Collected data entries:
..........
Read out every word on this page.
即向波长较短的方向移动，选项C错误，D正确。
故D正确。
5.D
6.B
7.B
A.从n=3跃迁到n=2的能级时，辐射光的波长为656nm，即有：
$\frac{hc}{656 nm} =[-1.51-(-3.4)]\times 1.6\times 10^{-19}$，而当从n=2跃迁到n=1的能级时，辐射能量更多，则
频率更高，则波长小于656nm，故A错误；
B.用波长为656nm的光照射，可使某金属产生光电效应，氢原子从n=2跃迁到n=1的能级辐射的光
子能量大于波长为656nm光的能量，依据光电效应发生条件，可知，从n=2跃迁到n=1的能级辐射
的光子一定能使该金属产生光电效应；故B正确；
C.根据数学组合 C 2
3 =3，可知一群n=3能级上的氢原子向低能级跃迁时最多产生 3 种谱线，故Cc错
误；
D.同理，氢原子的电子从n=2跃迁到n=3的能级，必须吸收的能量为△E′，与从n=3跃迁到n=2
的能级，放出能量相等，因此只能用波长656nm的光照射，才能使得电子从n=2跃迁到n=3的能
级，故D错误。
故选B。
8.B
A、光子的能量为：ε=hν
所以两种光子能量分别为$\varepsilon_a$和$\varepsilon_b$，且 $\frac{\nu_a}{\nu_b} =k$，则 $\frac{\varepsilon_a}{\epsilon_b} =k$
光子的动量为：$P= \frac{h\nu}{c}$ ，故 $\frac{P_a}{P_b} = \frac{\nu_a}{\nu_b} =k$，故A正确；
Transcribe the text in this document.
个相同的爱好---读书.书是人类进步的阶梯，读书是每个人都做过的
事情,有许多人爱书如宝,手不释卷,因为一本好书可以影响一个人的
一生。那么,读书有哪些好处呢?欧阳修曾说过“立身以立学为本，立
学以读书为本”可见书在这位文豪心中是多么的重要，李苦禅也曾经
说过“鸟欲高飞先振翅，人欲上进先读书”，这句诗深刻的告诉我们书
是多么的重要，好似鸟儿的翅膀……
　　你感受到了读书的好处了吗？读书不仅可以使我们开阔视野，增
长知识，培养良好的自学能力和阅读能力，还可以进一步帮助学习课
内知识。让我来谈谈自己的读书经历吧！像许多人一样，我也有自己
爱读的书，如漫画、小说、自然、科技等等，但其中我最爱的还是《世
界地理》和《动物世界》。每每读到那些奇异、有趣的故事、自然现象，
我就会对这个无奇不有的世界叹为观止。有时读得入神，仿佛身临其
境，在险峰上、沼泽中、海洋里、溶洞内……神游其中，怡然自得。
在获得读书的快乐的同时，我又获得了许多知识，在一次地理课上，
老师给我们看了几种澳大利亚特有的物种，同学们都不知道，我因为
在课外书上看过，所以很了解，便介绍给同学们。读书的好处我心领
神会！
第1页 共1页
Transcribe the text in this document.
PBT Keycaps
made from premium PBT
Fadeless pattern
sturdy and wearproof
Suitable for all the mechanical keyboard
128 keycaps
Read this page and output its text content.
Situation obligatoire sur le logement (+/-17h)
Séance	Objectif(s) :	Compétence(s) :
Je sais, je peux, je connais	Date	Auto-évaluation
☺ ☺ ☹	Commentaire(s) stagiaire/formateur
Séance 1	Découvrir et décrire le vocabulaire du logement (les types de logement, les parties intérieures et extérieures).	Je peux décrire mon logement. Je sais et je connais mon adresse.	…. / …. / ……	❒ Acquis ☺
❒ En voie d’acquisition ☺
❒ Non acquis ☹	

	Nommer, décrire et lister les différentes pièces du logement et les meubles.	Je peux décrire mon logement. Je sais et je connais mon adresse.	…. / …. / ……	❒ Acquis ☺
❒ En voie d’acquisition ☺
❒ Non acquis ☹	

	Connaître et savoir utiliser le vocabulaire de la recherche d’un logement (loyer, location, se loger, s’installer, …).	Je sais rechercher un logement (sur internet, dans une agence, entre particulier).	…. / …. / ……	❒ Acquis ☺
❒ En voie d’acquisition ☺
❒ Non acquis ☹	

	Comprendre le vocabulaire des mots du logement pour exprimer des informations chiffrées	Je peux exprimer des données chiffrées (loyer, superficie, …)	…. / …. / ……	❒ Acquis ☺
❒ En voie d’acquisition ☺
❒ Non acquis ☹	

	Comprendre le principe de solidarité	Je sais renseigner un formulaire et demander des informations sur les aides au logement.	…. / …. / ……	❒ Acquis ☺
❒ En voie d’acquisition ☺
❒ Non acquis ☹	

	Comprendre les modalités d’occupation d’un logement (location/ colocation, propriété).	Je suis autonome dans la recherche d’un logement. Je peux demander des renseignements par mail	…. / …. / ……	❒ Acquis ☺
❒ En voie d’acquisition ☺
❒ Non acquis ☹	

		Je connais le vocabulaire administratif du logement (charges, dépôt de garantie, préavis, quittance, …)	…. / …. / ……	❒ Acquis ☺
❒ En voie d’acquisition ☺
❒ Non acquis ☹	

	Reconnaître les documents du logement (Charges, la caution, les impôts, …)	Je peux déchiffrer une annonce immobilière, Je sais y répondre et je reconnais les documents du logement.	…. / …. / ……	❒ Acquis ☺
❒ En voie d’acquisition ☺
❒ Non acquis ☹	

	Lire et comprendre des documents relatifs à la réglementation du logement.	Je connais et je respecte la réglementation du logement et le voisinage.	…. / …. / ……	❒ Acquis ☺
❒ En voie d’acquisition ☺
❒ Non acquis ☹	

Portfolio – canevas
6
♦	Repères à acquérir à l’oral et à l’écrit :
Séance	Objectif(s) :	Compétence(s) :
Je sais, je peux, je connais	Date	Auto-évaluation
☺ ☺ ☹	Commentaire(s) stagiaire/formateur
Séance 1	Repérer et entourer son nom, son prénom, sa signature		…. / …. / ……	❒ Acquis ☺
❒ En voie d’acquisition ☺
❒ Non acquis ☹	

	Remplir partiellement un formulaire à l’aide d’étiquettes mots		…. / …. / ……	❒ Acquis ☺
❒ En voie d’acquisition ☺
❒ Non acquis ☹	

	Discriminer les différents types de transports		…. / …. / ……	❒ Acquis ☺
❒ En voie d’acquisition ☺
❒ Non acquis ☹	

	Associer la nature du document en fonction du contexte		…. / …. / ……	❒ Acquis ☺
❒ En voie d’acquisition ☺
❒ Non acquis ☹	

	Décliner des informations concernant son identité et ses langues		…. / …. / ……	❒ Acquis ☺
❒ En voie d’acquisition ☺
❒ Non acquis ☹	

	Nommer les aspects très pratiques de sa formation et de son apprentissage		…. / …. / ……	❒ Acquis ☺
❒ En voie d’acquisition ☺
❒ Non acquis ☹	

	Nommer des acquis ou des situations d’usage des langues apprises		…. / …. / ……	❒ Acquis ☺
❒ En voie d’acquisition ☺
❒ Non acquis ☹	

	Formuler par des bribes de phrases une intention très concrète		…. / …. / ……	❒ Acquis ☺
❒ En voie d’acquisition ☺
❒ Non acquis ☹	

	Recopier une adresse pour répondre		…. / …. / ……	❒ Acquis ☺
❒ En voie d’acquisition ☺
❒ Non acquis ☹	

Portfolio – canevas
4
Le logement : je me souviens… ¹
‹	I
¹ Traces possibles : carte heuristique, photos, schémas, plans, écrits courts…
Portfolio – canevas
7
..........
#### Aim
Every record shown above should be written out again exactly.

#### The output
Read out every word on this page.
即向波长较短的方向移动，选项C错误，D正确。
故D正确。
5.D
6.B
7.B
A.从n=3跃迁到n=2的能级时，辐射光的波长为656nm，即有：
$\frac{hc}{656 nm} =[-1.51-(-3.4)]\times 1.6\times 10^{-19}$，而当从n=2跃迁到n=1的能级时，辐射能量更多，则
频率更高，则波长小于656nm，故A错误；
B.用波长为656nm的光照射，可使某金属产生光电效应，氢原子从n=2跃迁到n=1的能级辐射的光
子能量大于波长为656nm光的能量，依据光电效应发生条件，可知，从n=2跃迁到n=1的能级辐射
的光子一定能使该金属产生光电效应；故B正确；
C.根据数学组合 C 2
3 =3，可知一群n=3能级上的氢原子向低能级跃迁时最多产生 3 种谱线，故Cc错
误；
D.同理，氢原子的电子从n=2跃迁到n=3的能级，必须吸收的能量为△E′，与从n=3跃迁到n=2
的能级，放出能量相等，因此只能用波长656nm的光照射，才能使得电子从n=2跃迁到n=3的能
级，故D错误。
故选B。
8.B
A、光子的能量为：ε=hν
所以两种光子能量分别为$\varepsilon_a$和$\varepsilon_b$，且 $\frac{\nu_a}{\nu_b} =k$，则 $\frac{\varepsilon_a}{\epsilon_b} =k$
光子的动量为：$P= \frac{h\nu}{c}$ ，故 $\frac{P_a}{P_b} = \frac{\nu_a}{\nu_b} =k$，故A正确；
Transcribe the text in this document.
个相同的爱好---读书.书是人类进步的阶梯，读书是每个人都做过的
事情,有许多人爱书如宝,手不释卷,因为一本好书可以影响一个人的
一生。那么,读书有哪些好处呢?欧阳修曾说过“立身以立学为本，立
学以读书为本”可见书在这位文豪心中是多么的重要，李苦禅也曾经
说过“鸟欲高飞先振翅，人欲上进先读书”，这句诗深刻的告诉我们书
是多么的重要，好似鸟儿的翅膀……
　　你感受到了读书的好处了吗？读书不仅可以使我们开阔视野，增
长知识，培养良好的自学能力和阅读能力，还可以进一步帮助学习课
内知识。让我来谈谈自己的读书经历吧！像许多人一样，我也有自己
爱读的书，如漫画、小说、自然、科技等等，但其中我最爱的还是《世
界地理》和《动物世界》。每每读到那些奇异、有趣的故事、自然现象，
我就会对这个无奇不有的世界叹为观止。有时读得入神，仿佛身临其
境，在险峰上、沼泽中、海洋里、溶洞内……神游其中，怡然自得。
在获得读书的快乐的同时，我又获得了许多知识，在一次地理课上，
老师给我们看了几种澳大利亚特有的物种，同学们都不知道，我因为
在课外书上看过，所以很了解，便介绍给同学们。读书的好处我心领
神会！
第1页 共1页
Transcribe the text in this document.
PBT Keycaps
made from premium PBT
Fadeless pattern
sturdy and wearproof
Suitable for all the mechanical keyboard
128 keycaps
Read this page and output its text content.
Situation obligatoire sur le logement (+/-17h)
Séance	Objectif(s) :	Compétence(s) :
Je sais, je peux, je connais	Date	Auto-évaluation
☺ ☺ ☹	Commentaire(s) stagiaire/formateur
Séance 1	Découvrir et décrire le vocabulaire du logement (les types de logement, les parties intérieures et extérieures).	Je peux décrire mon logement. Je sais et je connais mon adresse.	…. / …. / ……	❒ Acquis ☺
❒ En voie d’acquisition ☺
❒ Non acquis ☹	

	Nommer, décrire et lister les différentes pièces du logement et les meubles.	Je peux décrire mon logement. Je sais et je connais mon adresse.	…. / …. / ……	❒ Acquis ☺
❒ En voie d’acquisition ☺
❒ Non acquis ☹	

	Connaître et savoir utiliser le vocabulaire de la recherche d’un logement (loyer, location, se loger, s’installer, …).	Je sais rechercher un logement (sur internet, dans une agence, entre particulier).	…. / …. / ……	❒ Acquis ☺
❒ En voie d’acquisition ☺
❒ Non acquis ☹	

	Comprendre le vocabulaire des mots du logement pour exprimer des informations chiffrées	Je peux exprimer des données chiffrées (loyer, superficie, …)	…. / …. / ……	❒ Acquis ☺
❒ En voie d’acquisition ☺
❒ Non acquis ☹	

	Comprendre le principe de solidarité	Je sais renseigner un formulaire et demander des informations sur les aides au logement.	…. / …. / ……	❒ Acquis ☺
❒ En voie d’acquisition ☺
❒ Non acquis ☹	

	Comprendre les modalités d’occupation d’un logement (location/ colocation, propriété).	Je suis autonome dans la recherche d’un logement. Je peux demander des renseignements par mail	…. / …. / ……	❒ Acquis ☺
❒ En voie d’acquisition ☺
❒ Non acquis ☹	

		Je connais le vocabulaire administratif du logement (charges, dépôt de garantie, préavis, quittance, …)	…. / …. / ……	❒ Acquis ☺
❒ En voie d’acquisition ☺
❒ Non acquis ☹	

	Reconnaître les documents du logement (Charges, la caution, les impôts, …)	Je peux déchiffrer une annonce immobilière, Je sais y répondre et je reconnais les documents du logement.	…. / …. / ……	❒ Acquis ☺
❒ En voie d’acquisition ☺
❒ Non acquis ☹	

	Lire et comprendre des documents relatifs à la réglementation du logement.	Je connais et je respecte la réglementation du logement et le voisinage.	…. / …. / ……	❒ Acquis ☺
❒ En voie d’acquisition ☺
❒ Non acquis ☹	

Portfolio – canevas
6
♦	Repères à acquérir à l’oral et à l’écrit :
Séance	Objectif(s) :	Compétence(s) :
Je sais, je peux, je connais	Date	Auto-évaluation
☺ ☺ ☹	Commentaire(s) stagiaire/formateur
Séance 1	Repérer et entourer son nom, son prénom, sa signature		…. / …. / ……	❒ Acquis ☺
❒ En voie d’acquisition ☺
❒ Non acquis ☹	

	Remplir partiellement un formulaire à l’aide d’étiquettes mots		…. / …. / ……	❒ Acquis ☺
❒ En voie d’acquisition ☺
❒ Non acquis ☹	

	Discriminer les différents types de transports		…. / …. / ……	❒ Acquis ☺
❒ En voie d’acquisition ☺
❒ Non acquis ☹	

	Associer la nature du document en fonction du contexte		…. / …. / ……	❒ Acquis ☺
❒ En voie d’acquisition ☺
❒ Non acquis ☹	

	Décliner des informations concernant son identité et ses langues		…. / …. / ……	❒ Acquis ☺
❒ En voie d’acquisition ☺
❒ Non acquis ☹	

	Nommer les aspects très pratiques de sa formation et de son apprentissage		…. / …. / ……	❒ Acquis ☺
❒ En voie d’acquisition ☺
❒ Non acquis ☹	

	Nommer des acquis ou des situations d’usage des langues apprises		…. / …. / ……	❒ Acquis ☺
❒ En voie d’acquisition ☺
❒ Non acquis ☹	

	Formuler par des bribes de phrases une intention très concrète		…. / …. / ……	❒ Acquis ☺
❒ En voie d’acquisition ☺
❒ Non acquis ☹	

	Recopier une adresse pour répondre		…. / …. / ……	❒ Acquis ☺
❒ En voie d’acquisition ☺
❒ Non acquis ☹	

Portfolio – canevas
4
Le logement : je me souviens… ¹
‹	I
¹ Traces possibles : carte heuristique, photos, schémas, plans, écrits courts…
Portfolio – canevas
7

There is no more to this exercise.